↓

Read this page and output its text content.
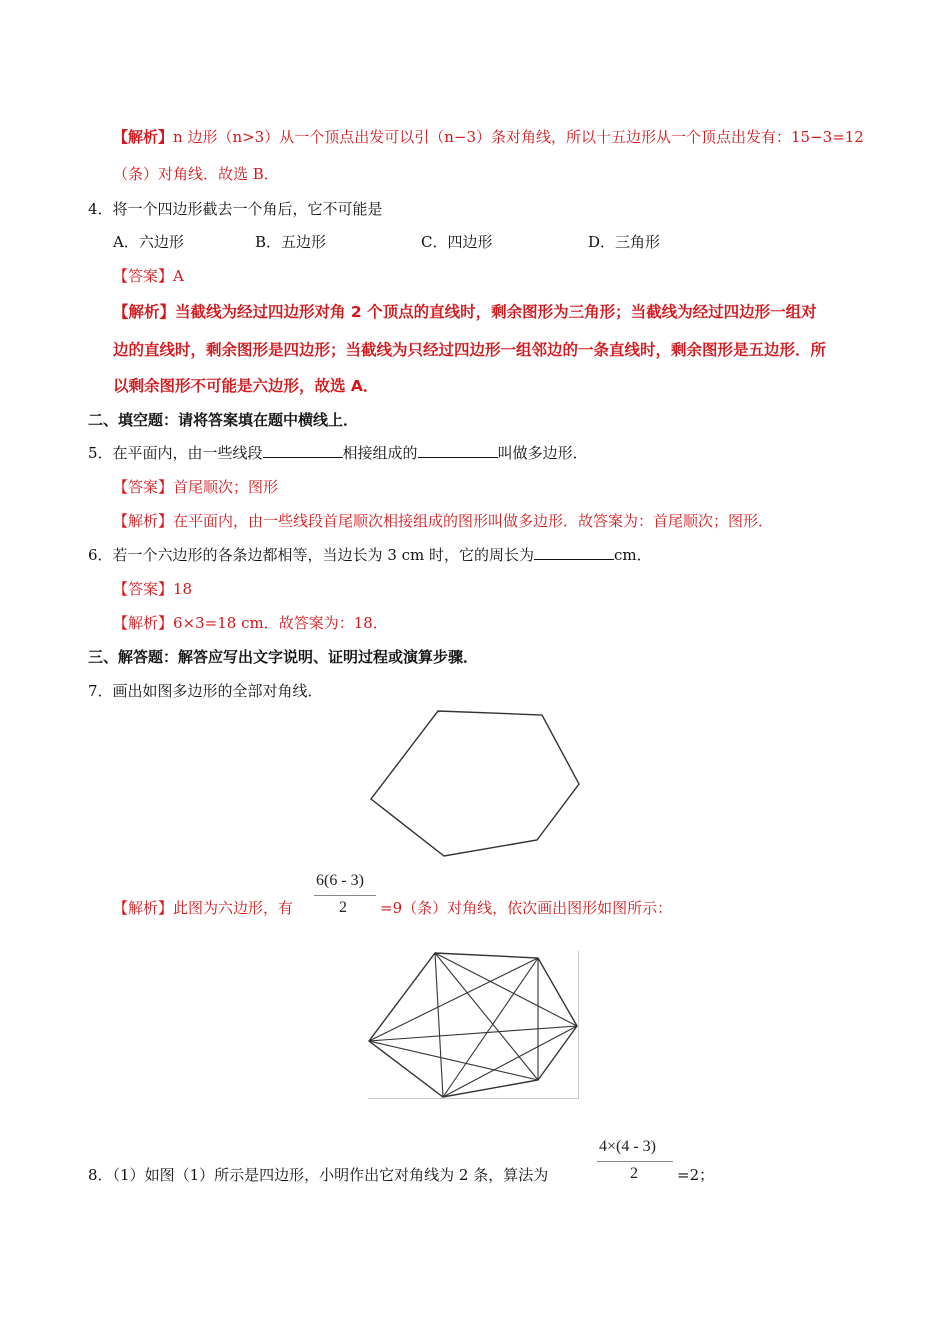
【解析】n 边形（n>3）从一个顶点出发可以引（n−3）条对角线，所以十五边形从一个顶点出发有：15−3=12
（条）对角线．故选 B．
4．将一个四边形截去一个角后，它不可能是
A．六边形	B．五边形	C．四边形	D．三角形
【答案】A
【解析】当截线为经过四边形对角 2 个顶点的直线时，剩余图形为三角形；当截线为经过四边形一组对
边的直线时，剩余图形是四边形；当截线为只经过四边形一组邻边的一条直线时，剩余图形是五边形．所
以剩余图形不可能是六边形，故选 A．
二、填空题：请将答案填在题中横线上．
5．在平面内，由一些线段	相接组成的	叫做多边形．
【答案】首尾顺次；图形
【解析】在平面内，由一些线段首尾顺次相接组成的图形叫做多边形．故答案为：首尾顺次；图形．
6．若一个六边形的各条边都相等，当边长为 3 cm 时，它的周长为	cm．
【答案】18
【解析】6×3=18 cm．故答案为：18．
三、解答题：解答应写出文字说明、证明过程或演算步骤．
7．画出如图多边形的全部对角线．
【解析】此图为六边形，有
6(6 - 3)
2 =9（条）对角线，依次画出图形如图所示：
4×(4 - 3)
2
8．（1）如图（1）所示是四边形，小明作出它对角线为 2 条，算法为	=2；
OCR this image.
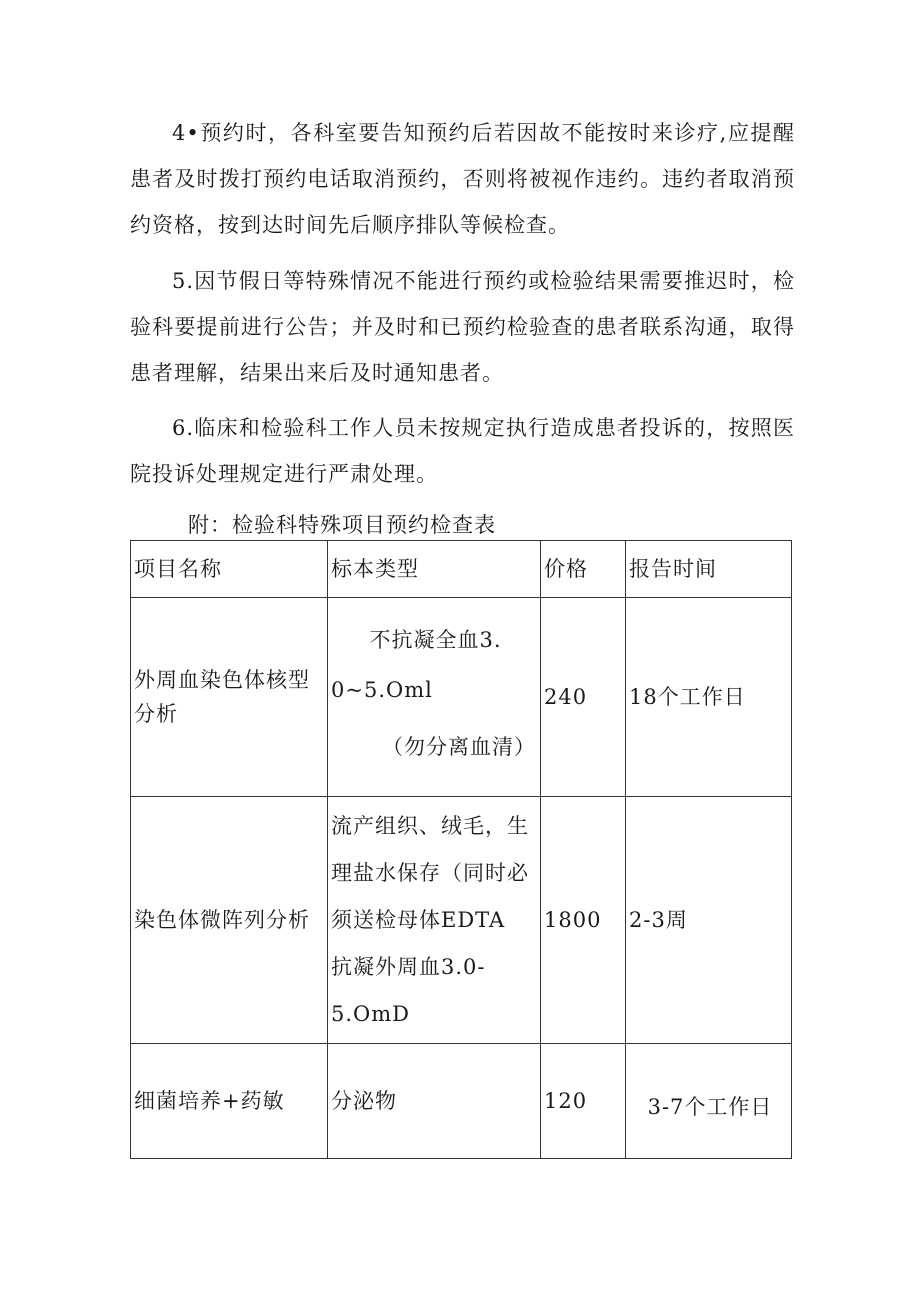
4•预约时，各科室要告知预约后若因故不能按时来诊疗,应提醒患者及时拨打预约电话取消预约，否则将被视作违约。违约者取消预约资格，按到达时间先后顺序排队等候检查。

5.因节假日等特殊情况不能进行预约或检验结果需要推迟时，检验科要提前进行公告；并及时和已预约检验查的患者联系沟通，取得患者理解，结果出来后及时通知患者。

6.临床和检验科工作人员未按规定执行造成患者投诉的，按照医院投诉处理规定进行严肃处理。

附：检验科特殊项目预约检查表

项目名称	标本类型	价格	报告时间
外周血染色体核型分析	不抗凝全血3.
0~5.Oml
（勿分离血清）	240	18个工作日
染色体微阵列分析	流产组织、绒毛，生
理盐水保存（同时必
须送检母体EDTA
抗凝外周血3.0-
5.OmD	1800	2-3周
细菌培养+药敏	分泌物	120	3-7个工作日
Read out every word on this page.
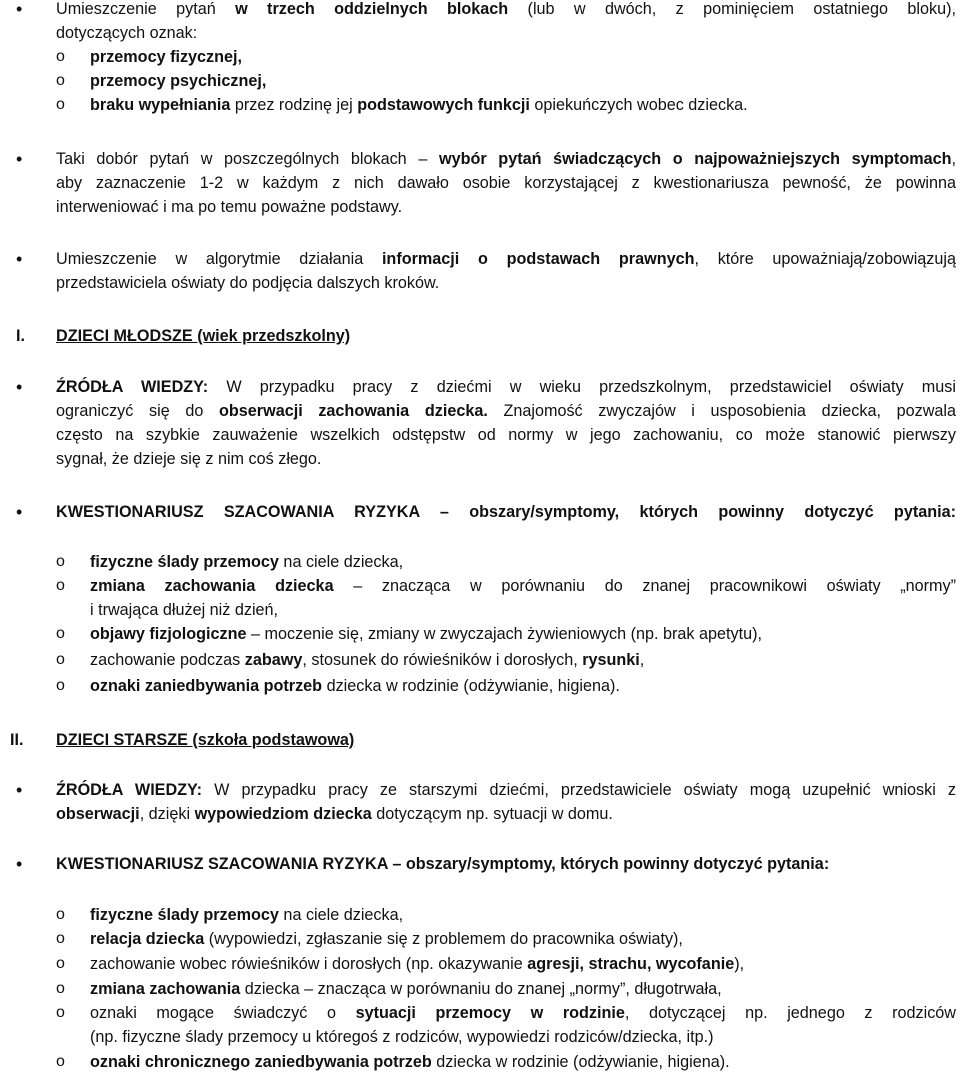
• Umieszczenie pytań w trzech oddzielnych blokach (lub w dwóch, z pominięciem ostatniego bloku),
dotyczących oznak:
o przemocy fizycznej,
o przemocy psychicznej,
o braku wypełniania przez rodzinę jej podstawowych funkcji opiekuńczych wobec dziecka.
• Taki dobór pytań w poszczególnych blokach – wybór pytań świadczących o najpoważniejszych symptomach,
aby zaznaczenie 1-2 w każdym z nich dawało osobie korzystającej z kwestionariusza pewność, że powinna
interweniować i ma po temu poważne podstawy.
• Umieszczenie w algorytmie działania informacji o podstawach prawnych, które upoważniają/zobowiązują
przedstawiciela oświaty do podjęcia dalszych kroków.
I. DZIECI MŁODSZE (wiek przedszkolny)
• ŹRÓDŁA WIEDZY: W przypadku pracy z dziećmi w wieku przedszkolnym, przedstawiciel oświaty musi
ograniczyć się do obserwacji zachowania dziecka. Znajomość zwyczajów i usposobienia dziecka, pozwala
często na szybkie zauważenie wszelkich odstępstw od normy w jego zachowaniu, co może stanowić pierwszy
sygnał, że dzieje się z nim coś złego.
• KWESTIONARIUSZ SZACOWANIA RYZYKA – obszary/symptomy, których powinny dotyczyć pytania:
o fizyczne ślady przemocy na ciele dziecka,
o zmiana zachowania dziecka – znacząca w porównaniu do znanej pracownikowi oświaty „normy”
i trwająca dłużej niż dzień,
o objawy fizjologiczne – moczenie się, zmiany w zwyczajach żywieniowych (np. brak apetytu),
o zachowanie podczas zabawy, stosunek do rówieśników i dorosłych, rysunki,
o oznaki zaniedbywania potrzeb dziecka w rodzinie (odżywianie, higiena).
II. DZIECI STARSZE (szkoła podstawowa)
• ŹRÓDŁA WIEDZY: W przypadku pracy ze starszymi dziećmi, przedstawiciele oświaty mogą uzupełnić wnioski z
obserwacji, dzięki wypowiedziom dziecka dotyczącym np. sytuacji w domu.
• KWESTIONARIUSZ SZACOWANIA RYZYKA – obszary/symptomy, których powinny dotyczyć pytania:
o fizyczne ślady przemocy na ciele dziecka,
o relacja dziecka (wypowiedzi, zgłaszanie się z problemem do pracownika oświaty),
o zachowanie wobec rówieśników i dorosłych (np. okazywanie agresji, strachu, wycofanie),
o zmiana zachowania dziecka – znacząca w porównaniu do znanej „normy”, długotrwała,
o oznaki mogące świadczyć o sytuacji przemocy w rodzinie, dotyczącej np. jednego z rodziców
(np. fizyczne ślady przemocy u któregoś z rodziców, wypowiedzi rodziców/dziecka, itp.)
o oznaki chronicznego zaniedbywania potrzeb dziecka w rodzinie (odżywianie, higiena).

↑

THE EXERCISE: Repeat the data exactly, dropping every picture it holds.

OUTPUT:
Read this page and output its text content.
【解析】n 边形（n>3）从一个顶点出发可以引（n−3）条对角线，所以十五边形从一个顶点出发有：15−3=12
（条）对角线．故选 B．
4．将一个四边形截去一个角后，它不可能是
A．六边形	B．五边形	C．四边形	D．三角形
【答案】A
【解析】当截线为经过四边形对角 2 个顶点的直线时，剩余图形为三角形；当截线为经过四边形一组对
边的直线时，剩余图形是四边形；当截线为只经过四边形一组邻边的一条直线时，剩余图形是五边形．所
以剩余图形不可能是六边形，故选 A．
二、填空题：请将答案填在题中横线上．
5．在平面内，由一些线段	相接组成的	叫做多边形．
【答案】首尾顺次；图形
【解析】在平面内，由一些线段首尾顺次相接组成的图形叫做多边形．故答案为：首尾顺次；图形．
6．若一个六边形的各条边都相等，当边长为 3 cm 时，它的周长为	cm．
【答案】18
【解析】6×3=18 cm．故答案为：18．
三、解答题：解答应写出文字说明、证明过程或演算步骤．
7．画出如图多边形的全部对角线．
【解析】此图为六边形，有
6(6 - 3)
2 =9（条）对角线，依次画出图形如图所示：
4×(4 - 3)
2
8．（1）如图（1）所示是四边形，小明作出它对角线为 2 条，算法为	=2；
OCR this image.
4•预约时，各科室要告知预约后若因故不能按时来诊疗,应提醒患者及时拨打预约电话取消预约，否则将被视作违约。违约者取消预约资格，按到达时间先后顺序排队等候检查。

5.因节假日等特殊情况不能进行预约或检验结果需要推迟时，检验科要提前进行公告；并及时和已预约检验查的患者联系沟通，取得患者理解，结果出来后及时通知患者。

6.临床和检验科工作人员未按规定执行造成患者投诉的，按照医院投诉处理规定进行严肃处理。

附：检验科特殊项目预约检查表

项目名称	标本类型	价格	报告时间
外周血染色体核型分析	不抗凝全血3.
0~5.Oml
（勿分离血清）	240	18个工作日
染色体微阵列分析	流产组织、绒毛，生
理盐水保存（同时必
须送检母体EDTA
抗凝外周血3.0-
5.OmD	1800	2-3周
细菌培养+药敏	分泌物	120	3-7个工作日
Read out every word on this page.
• Umieszczenie pytań w trzech oddzielnych blokach (lub w dwóch, z pominięciem ostatniego bloku),
dotyczących oznak:
o przemocy fizycznej,
o przemocy psychicznej,
o braku wypełniania przez rodzinę jej podstawowych funkcji opiekuńczych wobec dziecka.
• Taki dobór pytań w poszczególnych blokach – wybór pytań świadczących o najpoważniejszych symptomach,
aby zaznaczenie 1-2 w każdym z nich dawało osobie korzystającej z kwestionariusza pewność, że powinna
interweniować i ma po temu poważne podstawy.
• Umieszczenie w algorytmie działania informacji o podstawach prawnych, które upoważniają/zobowiązują
przedstawiciela oświaty do podjęcia dalszych kroków.
I. DZIECI MŁODSZE (wiek przedszkolny)
• ŹRÓDŁA WIEDZY: W przypadku pracy z dziećmi w wieku przedszkolnym, przedstawiciel oświaty musi
ograniczyć się do obserwacji zachowania dziecka. Znajomość zwyczajów i usposobienia dziecka, pozwala
często na szybkie zauważenie wszelkich odstępstw od normy w jego zachowaniu, co może stanowić pierwszy
sygnał, że dzieje się z nim coś złego.
• KWESTIONARIUSZ SZACOWANIA RYZYKA – obszary/symptomy, których powinny dotyczyć pytania:
o fizyczne ślady przemocy na ciele dziecka,
o zmiana zachowania dziecka – znacząca w porównaniu do znanej pracownikowi oświaty „normy”
i trwająca dłużej niż dzień,
o objawy fizjologiczne – moczenie się, zmiany w zwyczajach żywieniowych (np. brak apetytu),
o zachowanie podczas zabawy, stosunek do rówieśników i dorosłych, rysunki,
o oznaki zaniedbywania potrzeb dziecka w rodzinie (odżywianie, higiena).
II. DZIECI STARSZE (szkoła podstawowa)
• ŹRÓDŁA WIEDZY: W przypadku pracy ze starszymi dziećmi, przedstawiciele oświaty mogą uzupełnić wnioski z
obserwacji, dzięki wypowiedziom dziecka dotyczącym np. sytuacji w domu.
• KWESTIONARIUSZ SZACOWANIA RYZYKA – obszary/symptomy, których powinny dotyczyć pytania:
o fizyczne ślady przemocy na ciele dziecka,
o relacja dziecka (wypowiedzi, zgłaszanie się z problemem do pracownika oświaty),
o zachowanie wobec rówieśników i dorosłych (np. okazywanie agresji, strachu, wycofanie),
o zmiana zachowania dziecka – znacząca w porównaniu do znanej „normy”, długotrwała,
o oznaki mogące świadczyć o sytuacji przemocy w rodzinie, dotyczącej np. jednego z rodziców
(np. fizyczne ślady przemocy u któregoś z rodziców, wypowiedzi rodziców/dziecka, itp.)
o oznaki chronicznego zaniedbywania potrzeb dziecka w rodzinie (odżywianie, higiena).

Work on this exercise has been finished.